Given exercise >> Filter the entries below and copy out every line that contains the string "Recdidory". Treat the match as case-sensitive.

Records from a dataset >>

──────────

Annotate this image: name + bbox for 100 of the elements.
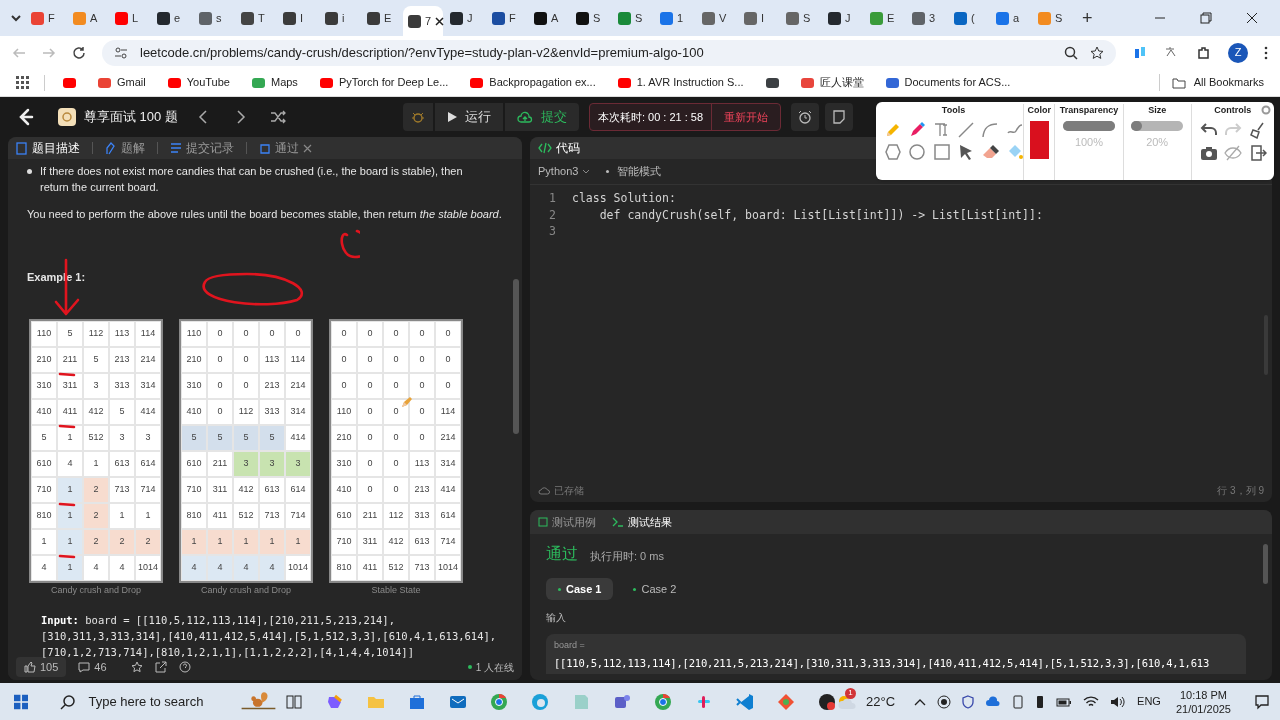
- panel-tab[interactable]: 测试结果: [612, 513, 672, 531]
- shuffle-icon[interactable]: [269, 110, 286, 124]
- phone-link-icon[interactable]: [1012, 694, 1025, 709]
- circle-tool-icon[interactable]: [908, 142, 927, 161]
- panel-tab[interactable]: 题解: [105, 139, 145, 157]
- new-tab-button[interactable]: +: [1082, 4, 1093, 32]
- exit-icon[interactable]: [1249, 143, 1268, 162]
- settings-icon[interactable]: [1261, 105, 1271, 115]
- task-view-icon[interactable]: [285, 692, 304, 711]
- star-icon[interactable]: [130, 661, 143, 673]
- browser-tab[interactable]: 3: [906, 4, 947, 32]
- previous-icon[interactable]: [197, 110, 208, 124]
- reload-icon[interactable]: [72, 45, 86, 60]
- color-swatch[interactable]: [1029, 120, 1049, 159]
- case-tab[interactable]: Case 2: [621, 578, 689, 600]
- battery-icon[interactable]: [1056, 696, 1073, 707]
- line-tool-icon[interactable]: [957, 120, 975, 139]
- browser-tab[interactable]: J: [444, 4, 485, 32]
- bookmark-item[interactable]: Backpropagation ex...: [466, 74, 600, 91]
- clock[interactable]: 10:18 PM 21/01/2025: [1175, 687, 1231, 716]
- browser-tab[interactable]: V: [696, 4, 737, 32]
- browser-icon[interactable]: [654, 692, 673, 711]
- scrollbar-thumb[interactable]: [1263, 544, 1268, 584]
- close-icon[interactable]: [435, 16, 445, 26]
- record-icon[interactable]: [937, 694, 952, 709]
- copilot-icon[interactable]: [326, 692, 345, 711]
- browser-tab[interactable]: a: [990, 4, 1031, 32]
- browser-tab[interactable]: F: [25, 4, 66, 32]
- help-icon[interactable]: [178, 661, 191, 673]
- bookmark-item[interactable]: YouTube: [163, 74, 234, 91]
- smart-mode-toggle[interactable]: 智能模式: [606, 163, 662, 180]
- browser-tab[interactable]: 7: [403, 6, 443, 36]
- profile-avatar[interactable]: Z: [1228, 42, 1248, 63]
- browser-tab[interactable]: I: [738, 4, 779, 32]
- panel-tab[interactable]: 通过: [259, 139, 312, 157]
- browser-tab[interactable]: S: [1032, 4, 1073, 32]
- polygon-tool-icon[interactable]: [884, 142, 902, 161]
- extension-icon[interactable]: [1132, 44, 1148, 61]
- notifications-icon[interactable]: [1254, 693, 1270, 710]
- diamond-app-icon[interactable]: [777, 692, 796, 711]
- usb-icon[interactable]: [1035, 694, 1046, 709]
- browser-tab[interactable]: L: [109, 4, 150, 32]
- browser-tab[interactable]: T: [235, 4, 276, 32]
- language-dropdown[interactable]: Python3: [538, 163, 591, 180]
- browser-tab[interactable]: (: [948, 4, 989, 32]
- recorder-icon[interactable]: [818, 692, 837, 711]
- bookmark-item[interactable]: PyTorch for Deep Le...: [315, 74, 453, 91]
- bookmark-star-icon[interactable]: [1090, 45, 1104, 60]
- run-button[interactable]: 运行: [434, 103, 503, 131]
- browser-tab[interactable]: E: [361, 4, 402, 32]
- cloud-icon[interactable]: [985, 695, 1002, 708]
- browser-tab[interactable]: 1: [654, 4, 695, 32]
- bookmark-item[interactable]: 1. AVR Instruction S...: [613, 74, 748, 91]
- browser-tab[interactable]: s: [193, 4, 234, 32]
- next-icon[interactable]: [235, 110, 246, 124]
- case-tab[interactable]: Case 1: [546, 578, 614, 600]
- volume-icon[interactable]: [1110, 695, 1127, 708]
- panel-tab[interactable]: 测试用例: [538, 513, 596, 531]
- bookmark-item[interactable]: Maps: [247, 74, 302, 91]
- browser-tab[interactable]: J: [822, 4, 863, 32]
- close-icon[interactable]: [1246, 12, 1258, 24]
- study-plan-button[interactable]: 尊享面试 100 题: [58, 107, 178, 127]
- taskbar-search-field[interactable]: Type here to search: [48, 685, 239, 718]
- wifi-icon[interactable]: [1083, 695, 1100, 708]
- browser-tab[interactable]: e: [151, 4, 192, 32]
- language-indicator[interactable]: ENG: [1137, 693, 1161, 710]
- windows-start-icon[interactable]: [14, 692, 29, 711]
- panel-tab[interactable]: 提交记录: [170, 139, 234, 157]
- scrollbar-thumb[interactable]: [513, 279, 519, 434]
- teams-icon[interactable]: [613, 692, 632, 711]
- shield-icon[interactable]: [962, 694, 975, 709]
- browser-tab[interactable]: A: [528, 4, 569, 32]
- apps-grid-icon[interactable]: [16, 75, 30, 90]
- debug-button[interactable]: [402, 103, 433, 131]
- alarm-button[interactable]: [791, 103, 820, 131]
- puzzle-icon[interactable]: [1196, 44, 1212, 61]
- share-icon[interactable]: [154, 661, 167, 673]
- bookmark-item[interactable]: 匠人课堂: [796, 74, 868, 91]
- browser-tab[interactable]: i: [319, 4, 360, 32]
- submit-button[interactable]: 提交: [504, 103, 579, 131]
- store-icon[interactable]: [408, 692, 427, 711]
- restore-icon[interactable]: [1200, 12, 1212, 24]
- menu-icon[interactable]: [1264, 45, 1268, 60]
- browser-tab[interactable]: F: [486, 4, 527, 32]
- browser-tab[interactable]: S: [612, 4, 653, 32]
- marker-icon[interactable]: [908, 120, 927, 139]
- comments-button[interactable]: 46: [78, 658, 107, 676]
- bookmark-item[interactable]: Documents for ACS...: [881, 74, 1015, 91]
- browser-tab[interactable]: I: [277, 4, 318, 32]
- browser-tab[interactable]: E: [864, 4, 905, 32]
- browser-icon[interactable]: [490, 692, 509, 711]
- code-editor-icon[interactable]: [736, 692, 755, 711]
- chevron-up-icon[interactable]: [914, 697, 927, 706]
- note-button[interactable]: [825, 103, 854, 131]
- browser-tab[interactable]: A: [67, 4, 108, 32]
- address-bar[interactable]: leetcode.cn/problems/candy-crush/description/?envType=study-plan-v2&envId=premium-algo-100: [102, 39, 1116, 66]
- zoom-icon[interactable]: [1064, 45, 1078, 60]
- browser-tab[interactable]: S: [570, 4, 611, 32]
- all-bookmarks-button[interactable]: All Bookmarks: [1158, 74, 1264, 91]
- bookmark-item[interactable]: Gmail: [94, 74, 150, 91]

──────────

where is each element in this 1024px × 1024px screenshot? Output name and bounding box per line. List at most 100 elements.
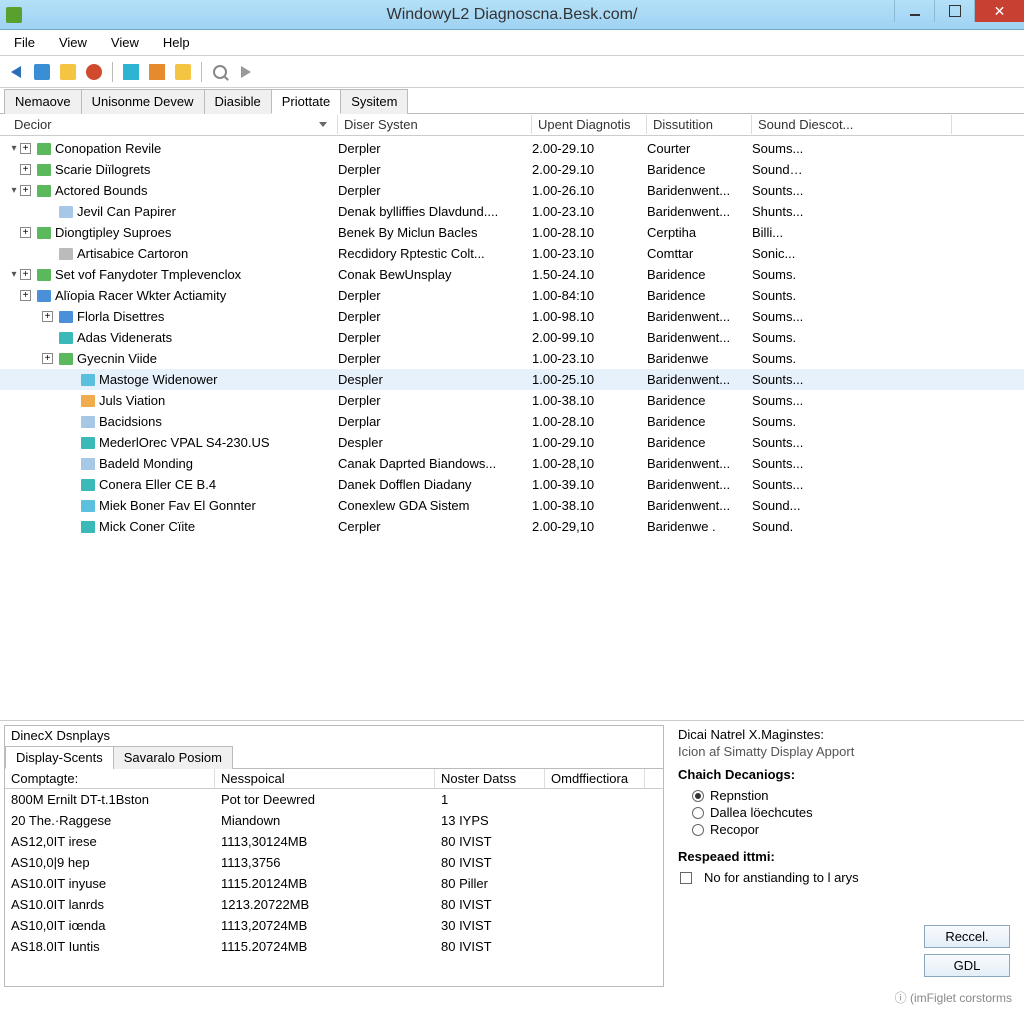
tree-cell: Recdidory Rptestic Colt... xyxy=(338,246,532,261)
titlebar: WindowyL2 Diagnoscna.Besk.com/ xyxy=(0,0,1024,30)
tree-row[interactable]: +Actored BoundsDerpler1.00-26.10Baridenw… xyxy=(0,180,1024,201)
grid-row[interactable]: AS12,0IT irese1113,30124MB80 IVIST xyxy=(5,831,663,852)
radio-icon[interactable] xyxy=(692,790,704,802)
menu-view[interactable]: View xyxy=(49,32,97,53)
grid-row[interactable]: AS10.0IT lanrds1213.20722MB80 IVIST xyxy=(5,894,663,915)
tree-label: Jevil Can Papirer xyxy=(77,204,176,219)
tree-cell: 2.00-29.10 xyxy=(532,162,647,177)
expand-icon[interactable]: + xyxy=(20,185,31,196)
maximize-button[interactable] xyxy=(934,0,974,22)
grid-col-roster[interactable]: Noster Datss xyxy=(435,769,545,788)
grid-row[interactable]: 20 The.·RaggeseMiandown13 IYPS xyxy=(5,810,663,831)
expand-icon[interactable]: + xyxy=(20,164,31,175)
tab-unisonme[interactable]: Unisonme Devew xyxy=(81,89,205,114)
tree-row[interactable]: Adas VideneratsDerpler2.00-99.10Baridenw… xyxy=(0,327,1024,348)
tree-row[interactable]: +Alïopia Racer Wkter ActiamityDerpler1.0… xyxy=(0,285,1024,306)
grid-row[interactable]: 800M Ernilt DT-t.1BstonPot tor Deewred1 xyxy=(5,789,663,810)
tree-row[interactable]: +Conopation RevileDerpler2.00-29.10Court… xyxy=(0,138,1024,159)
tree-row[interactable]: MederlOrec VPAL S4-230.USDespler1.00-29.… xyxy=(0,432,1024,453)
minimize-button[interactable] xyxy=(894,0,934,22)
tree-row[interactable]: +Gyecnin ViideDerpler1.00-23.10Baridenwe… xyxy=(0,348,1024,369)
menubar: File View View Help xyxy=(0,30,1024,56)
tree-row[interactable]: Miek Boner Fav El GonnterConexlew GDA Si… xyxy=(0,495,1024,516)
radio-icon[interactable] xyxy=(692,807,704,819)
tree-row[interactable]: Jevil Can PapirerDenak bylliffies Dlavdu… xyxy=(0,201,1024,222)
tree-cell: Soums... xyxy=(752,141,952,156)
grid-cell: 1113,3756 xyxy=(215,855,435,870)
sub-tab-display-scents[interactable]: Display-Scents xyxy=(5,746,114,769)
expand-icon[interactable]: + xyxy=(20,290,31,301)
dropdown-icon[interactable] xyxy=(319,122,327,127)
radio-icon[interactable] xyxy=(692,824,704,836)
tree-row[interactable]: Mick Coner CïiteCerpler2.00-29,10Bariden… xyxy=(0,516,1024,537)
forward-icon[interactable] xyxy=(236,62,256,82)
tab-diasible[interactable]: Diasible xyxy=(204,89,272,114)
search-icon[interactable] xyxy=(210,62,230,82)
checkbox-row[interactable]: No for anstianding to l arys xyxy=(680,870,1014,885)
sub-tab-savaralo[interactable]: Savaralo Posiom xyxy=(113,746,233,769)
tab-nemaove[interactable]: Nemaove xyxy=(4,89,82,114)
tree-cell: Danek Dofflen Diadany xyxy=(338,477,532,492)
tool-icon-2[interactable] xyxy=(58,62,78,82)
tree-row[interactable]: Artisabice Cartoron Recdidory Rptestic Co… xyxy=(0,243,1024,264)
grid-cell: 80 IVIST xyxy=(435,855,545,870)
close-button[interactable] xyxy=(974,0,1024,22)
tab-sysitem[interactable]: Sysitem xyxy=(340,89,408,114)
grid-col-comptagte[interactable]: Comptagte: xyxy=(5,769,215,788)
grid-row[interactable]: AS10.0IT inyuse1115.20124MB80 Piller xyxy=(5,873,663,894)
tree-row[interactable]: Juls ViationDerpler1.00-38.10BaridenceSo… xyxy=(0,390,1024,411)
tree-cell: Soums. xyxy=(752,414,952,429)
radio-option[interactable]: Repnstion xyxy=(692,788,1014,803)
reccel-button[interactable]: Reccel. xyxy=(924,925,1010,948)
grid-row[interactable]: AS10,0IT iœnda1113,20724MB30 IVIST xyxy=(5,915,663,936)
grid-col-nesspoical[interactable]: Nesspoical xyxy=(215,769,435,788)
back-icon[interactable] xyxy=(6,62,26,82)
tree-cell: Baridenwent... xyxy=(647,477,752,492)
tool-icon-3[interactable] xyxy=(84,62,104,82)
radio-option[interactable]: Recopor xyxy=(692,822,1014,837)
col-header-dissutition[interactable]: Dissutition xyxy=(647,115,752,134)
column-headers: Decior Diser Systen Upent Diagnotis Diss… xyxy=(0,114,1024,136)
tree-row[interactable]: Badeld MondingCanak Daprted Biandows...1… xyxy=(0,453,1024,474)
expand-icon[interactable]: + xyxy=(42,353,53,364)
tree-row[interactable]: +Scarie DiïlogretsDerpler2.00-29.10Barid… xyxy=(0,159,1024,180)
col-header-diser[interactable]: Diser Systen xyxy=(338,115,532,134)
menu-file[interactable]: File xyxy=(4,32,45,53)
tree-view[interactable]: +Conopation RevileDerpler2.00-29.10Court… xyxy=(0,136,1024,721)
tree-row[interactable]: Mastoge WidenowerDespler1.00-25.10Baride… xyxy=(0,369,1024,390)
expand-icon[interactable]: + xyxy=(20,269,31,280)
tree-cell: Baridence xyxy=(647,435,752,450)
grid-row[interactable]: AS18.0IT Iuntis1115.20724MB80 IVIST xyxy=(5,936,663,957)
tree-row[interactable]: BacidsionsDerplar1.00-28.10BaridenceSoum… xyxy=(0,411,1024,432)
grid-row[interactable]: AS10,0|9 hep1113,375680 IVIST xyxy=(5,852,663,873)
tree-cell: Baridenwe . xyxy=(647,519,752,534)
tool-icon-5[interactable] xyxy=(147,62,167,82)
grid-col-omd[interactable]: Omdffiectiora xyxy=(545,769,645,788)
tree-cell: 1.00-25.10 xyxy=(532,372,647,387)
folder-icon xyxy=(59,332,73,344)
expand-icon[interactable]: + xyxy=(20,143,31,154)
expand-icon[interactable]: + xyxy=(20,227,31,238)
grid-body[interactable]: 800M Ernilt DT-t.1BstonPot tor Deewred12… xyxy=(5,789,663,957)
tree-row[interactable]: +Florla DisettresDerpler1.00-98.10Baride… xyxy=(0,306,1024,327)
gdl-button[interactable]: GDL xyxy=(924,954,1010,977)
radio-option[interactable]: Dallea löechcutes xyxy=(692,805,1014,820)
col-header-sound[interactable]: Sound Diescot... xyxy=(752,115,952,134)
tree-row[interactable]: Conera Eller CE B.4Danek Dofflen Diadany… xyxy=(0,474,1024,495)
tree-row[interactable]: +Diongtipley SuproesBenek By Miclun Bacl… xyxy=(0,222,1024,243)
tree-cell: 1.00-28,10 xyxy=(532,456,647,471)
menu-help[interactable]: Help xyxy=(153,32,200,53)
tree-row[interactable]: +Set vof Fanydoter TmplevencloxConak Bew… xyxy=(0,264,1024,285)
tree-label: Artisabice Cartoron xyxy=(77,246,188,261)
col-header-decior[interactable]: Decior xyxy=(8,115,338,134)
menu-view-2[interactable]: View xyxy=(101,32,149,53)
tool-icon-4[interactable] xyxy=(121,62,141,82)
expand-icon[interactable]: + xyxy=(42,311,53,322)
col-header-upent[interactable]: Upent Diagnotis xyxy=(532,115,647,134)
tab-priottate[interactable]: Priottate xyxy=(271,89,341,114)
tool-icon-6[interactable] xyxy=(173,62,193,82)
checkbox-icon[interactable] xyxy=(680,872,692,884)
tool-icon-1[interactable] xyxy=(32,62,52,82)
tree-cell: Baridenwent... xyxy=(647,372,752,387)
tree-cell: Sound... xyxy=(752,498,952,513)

──────────

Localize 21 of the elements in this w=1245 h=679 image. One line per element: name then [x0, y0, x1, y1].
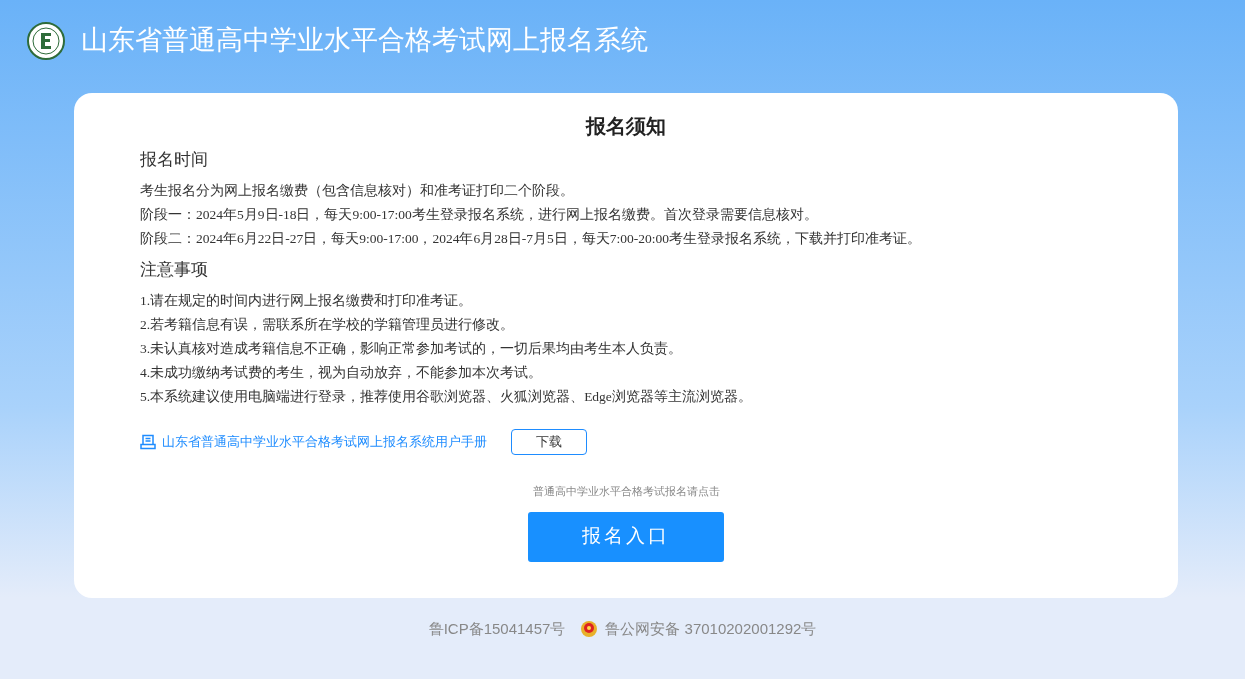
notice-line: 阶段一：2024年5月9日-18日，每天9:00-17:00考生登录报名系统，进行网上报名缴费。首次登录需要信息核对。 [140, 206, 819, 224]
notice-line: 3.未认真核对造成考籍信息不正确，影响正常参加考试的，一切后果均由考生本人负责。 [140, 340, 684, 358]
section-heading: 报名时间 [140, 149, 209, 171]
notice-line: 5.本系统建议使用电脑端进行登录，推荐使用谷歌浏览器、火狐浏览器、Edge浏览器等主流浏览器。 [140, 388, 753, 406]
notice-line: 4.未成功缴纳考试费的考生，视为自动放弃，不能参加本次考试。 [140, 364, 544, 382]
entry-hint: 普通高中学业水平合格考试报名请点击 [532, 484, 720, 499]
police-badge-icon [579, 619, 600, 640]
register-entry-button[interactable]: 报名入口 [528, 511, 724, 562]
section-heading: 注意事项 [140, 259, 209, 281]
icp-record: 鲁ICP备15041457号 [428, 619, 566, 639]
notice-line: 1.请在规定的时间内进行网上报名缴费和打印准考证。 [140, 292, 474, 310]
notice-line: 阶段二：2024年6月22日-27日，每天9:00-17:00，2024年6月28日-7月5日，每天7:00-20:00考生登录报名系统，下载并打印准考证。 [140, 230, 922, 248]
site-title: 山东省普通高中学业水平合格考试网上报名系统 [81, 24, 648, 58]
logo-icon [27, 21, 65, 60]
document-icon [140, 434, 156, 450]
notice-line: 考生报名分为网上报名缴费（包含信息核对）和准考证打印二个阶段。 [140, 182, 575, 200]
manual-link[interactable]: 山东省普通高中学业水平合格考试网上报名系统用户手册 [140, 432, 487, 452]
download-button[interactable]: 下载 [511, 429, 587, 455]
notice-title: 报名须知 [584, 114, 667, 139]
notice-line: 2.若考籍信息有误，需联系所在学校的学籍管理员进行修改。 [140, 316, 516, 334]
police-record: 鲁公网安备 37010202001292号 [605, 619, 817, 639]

──────────

Final answer >>
tree-cell: Recdidory Rptestic Colt... xyxy=(338,246,532,261)
tree-row[interactable]: Artisabice Cartoron Recdidory Rptestic Co… xyxy=(0,243,1024,264)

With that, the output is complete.